* _Exercise aim_
Here are some records. Copy each one exactly.

* _Excerpted records_

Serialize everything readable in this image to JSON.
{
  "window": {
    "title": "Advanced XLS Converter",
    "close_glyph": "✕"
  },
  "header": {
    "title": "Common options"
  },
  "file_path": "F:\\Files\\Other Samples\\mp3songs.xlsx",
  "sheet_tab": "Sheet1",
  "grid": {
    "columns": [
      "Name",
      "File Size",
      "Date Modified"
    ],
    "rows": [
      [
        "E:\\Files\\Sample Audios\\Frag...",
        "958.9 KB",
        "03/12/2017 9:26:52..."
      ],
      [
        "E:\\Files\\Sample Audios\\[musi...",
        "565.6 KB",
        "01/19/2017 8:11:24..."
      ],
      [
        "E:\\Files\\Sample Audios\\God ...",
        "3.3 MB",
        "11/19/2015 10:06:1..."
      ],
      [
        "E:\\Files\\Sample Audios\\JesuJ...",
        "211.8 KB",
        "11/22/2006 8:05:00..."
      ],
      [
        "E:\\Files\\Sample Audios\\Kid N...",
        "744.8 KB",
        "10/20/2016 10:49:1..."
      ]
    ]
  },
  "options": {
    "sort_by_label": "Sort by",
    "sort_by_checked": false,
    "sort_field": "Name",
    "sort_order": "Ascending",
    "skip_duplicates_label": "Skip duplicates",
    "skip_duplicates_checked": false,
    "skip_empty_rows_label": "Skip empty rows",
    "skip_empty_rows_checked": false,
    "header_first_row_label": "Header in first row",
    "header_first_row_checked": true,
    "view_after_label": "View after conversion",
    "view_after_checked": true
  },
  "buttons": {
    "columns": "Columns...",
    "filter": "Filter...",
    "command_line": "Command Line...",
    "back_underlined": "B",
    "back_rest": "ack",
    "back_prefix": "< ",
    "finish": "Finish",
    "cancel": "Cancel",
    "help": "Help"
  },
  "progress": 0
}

* _Solution_
Serialize everything readable in this image to JSON.
{
  "window": {
    "title": "Advanced XLS Converter",
    "close_glyph": "✕"
  },
  "header": {
    "title": "Common options"
  },
  "file_path": "F:\\Files\\Other Samples\\mp3songs.xlsx",
  "sheet_tab": "Sheet1",
  "grid": {
    "columns": [
      "Name",
      "File Size",
      "Date Modified"
    ],
    "rows": [
      [
        "E:\\Files\\Sample Audios\\Frag...",
        "958.9 KB",
        "03/12/2017 9:26:52..."
      ],
      [
        "E:\\Files\\Sample Audios\\[musi...",
        "565.6 KB",
        "01/19/2017 8:11:24..."
      ],
      [
        "E:\\Files\\Sample Audios\\God ...",
        "3.3 MB",
        "11/19/2015 10:06:1..."
      ],
      [
        "E:\\Files\\Sample Audios\\JesuJ...",
        "211.8 KB",
        "11/22/2006 8:05:00..."
      ],
      [
        "E:\\Files\\Sample Audios\\Kid N...",
        "744.8 KB",
        "10/20/2016 10:49:1..."
      ]
    ]
  },
  "options": {
    "sort_by_label": "Sort by",
    "sort_by_checked": false,
    "sort_field": "Name",
    "sort_order": "Ascending",
    "skip_duplicates_label": "Skip duplicates",
    "skip_duplicates_checked": false,
    "skip_empty_rows_label": "Skip empty rows",
    "skip_empty_rows_checked": false,
    "header_first_row_label": "Header in first row",
    "header_first_row_checked": true,
    "view_after_label": "View after conversion",
    "view_after_checked": true
  },
  "buttons": {
    "columns": "Columns...",
    "filter": "Filter...",
    "command_line": "Command Line...",
    "back_underlined": "B",
    "back_rest": "ack",
    "back_prefix": "< ",
    "finish": "Finish",
    "cancel": "Cancel",
    "help": "Help"
  },
  "progress": 0
}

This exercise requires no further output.